• _AIM OF THE EXERCISE_
Return the lines below that carry the word "Solar".

Records from a collection of figures:
● ● ● ● ● ● ●
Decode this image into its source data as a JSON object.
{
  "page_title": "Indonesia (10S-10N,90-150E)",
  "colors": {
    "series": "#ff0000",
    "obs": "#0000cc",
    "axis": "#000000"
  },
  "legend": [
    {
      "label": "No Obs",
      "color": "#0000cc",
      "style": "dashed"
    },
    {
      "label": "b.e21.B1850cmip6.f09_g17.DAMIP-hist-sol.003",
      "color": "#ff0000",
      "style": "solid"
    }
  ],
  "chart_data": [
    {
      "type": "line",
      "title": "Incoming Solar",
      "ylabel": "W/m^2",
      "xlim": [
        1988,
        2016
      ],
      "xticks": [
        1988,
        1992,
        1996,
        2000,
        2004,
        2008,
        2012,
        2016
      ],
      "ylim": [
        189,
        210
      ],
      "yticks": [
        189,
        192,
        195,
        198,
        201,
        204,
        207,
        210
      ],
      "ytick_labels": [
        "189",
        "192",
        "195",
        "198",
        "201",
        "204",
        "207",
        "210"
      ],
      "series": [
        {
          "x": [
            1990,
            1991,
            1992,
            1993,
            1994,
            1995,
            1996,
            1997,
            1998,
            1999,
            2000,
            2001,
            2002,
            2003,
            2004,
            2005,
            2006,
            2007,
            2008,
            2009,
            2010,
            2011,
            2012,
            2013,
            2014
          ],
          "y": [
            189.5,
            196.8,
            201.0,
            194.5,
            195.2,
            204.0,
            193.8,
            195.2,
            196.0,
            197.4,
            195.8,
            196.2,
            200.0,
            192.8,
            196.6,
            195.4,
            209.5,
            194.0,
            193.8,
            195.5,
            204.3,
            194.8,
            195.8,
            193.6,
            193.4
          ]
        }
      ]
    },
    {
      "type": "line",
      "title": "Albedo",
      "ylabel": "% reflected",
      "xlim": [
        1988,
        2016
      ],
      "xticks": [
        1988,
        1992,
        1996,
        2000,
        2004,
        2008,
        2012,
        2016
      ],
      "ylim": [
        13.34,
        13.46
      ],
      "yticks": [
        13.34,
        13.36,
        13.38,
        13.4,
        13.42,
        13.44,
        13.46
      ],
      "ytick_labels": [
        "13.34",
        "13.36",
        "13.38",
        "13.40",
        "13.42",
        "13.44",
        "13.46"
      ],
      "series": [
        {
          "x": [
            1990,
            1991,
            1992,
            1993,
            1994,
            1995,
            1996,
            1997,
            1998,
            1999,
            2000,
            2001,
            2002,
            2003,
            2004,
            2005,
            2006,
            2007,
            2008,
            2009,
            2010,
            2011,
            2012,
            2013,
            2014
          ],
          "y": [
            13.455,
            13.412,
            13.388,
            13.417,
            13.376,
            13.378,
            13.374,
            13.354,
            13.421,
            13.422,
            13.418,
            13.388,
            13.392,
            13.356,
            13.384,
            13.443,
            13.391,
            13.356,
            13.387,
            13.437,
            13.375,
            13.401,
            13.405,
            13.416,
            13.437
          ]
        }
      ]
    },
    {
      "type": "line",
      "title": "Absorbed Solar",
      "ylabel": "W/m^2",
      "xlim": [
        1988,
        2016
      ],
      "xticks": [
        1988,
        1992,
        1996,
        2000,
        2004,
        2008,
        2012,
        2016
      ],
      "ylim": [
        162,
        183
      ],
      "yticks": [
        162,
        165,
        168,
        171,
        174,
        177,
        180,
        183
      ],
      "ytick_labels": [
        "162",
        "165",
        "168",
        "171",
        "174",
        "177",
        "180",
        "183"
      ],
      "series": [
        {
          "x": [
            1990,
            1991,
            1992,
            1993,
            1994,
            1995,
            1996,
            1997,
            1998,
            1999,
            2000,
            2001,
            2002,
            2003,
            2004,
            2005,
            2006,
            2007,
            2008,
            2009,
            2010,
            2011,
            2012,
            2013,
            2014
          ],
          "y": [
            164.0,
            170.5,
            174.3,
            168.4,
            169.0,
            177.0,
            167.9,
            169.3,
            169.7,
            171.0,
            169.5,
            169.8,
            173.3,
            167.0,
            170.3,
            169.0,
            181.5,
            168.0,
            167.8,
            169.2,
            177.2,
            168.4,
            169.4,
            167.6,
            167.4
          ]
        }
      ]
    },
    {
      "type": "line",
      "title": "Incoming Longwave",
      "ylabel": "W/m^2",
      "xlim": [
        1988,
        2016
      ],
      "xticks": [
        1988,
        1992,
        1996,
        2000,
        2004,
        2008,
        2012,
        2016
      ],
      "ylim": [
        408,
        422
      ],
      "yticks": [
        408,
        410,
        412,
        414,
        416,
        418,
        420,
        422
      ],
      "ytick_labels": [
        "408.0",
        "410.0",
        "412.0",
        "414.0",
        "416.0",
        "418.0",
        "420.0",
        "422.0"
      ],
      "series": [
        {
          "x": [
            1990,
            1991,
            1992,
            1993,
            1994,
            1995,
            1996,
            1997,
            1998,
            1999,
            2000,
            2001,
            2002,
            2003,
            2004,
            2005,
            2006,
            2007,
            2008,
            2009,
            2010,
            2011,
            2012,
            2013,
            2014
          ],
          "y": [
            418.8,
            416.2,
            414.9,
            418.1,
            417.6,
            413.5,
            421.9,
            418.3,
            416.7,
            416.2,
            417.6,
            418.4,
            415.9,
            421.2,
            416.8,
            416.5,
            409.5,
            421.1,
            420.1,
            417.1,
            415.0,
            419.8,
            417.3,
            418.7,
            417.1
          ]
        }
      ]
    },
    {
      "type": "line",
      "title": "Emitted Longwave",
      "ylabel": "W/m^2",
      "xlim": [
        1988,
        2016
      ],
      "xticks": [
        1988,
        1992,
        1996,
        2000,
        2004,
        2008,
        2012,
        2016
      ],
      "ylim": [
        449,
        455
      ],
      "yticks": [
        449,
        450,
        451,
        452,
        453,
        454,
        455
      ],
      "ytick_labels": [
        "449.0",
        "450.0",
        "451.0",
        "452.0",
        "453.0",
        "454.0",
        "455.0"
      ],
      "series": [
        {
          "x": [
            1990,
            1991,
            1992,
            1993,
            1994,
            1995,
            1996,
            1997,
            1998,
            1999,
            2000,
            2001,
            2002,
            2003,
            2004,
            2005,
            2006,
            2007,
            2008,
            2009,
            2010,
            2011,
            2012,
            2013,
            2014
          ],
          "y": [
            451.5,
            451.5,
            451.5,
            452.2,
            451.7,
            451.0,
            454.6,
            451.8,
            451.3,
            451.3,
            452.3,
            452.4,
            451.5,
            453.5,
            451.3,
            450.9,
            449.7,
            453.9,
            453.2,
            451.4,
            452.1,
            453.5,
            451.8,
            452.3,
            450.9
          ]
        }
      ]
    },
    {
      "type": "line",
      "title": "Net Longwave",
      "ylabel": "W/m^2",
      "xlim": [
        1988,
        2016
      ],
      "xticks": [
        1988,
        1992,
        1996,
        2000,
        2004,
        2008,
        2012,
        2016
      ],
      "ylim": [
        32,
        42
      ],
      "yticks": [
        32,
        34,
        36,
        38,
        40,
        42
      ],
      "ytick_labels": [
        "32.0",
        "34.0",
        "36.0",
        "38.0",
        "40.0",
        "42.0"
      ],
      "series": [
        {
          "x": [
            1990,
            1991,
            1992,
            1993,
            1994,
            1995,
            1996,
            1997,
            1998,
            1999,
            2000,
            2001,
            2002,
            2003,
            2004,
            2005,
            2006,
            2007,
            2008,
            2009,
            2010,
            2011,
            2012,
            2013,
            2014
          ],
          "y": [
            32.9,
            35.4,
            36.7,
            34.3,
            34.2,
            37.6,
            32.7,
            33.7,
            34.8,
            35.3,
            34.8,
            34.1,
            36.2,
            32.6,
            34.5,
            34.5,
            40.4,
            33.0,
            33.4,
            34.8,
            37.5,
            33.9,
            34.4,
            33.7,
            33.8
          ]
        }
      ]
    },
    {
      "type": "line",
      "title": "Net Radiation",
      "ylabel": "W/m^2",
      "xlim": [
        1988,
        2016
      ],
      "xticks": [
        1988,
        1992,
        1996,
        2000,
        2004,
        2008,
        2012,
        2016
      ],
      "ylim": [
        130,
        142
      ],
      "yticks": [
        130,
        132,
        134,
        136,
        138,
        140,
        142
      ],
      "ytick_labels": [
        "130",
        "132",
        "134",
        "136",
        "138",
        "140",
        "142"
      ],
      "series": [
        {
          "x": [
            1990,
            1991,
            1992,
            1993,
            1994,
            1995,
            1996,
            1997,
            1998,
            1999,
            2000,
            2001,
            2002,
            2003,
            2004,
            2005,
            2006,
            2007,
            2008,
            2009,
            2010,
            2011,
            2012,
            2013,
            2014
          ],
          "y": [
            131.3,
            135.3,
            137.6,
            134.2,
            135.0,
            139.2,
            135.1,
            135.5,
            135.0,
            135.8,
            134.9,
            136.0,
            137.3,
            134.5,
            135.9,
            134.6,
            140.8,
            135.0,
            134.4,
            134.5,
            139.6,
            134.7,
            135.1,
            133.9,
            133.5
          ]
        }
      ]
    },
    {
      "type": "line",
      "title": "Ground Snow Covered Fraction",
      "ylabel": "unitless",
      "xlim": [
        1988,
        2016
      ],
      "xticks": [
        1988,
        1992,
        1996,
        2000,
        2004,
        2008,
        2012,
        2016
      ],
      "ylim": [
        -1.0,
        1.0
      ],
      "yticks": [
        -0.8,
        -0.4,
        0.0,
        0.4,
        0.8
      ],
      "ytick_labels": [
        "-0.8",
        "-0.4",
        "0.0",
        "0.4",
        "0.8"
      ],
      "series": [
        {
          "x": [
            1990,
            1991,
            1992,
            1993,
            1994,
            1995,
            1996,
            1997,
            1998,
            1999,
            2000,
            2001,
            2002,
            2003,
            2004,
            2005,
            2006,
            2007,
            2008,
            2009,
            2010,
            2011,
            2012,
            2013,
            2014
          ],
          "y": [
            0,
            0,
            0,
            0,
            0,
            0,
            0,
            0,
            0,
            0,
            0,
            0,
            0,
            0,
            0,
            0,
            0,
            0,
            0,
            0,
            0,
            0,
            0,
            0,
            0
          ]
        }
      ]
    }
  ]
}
● ● ● ● ● ● ●
• _RESULT OF THIS EXERCISE_
      "title": "Incoming Solar",
      "title": "Absorbed Solar",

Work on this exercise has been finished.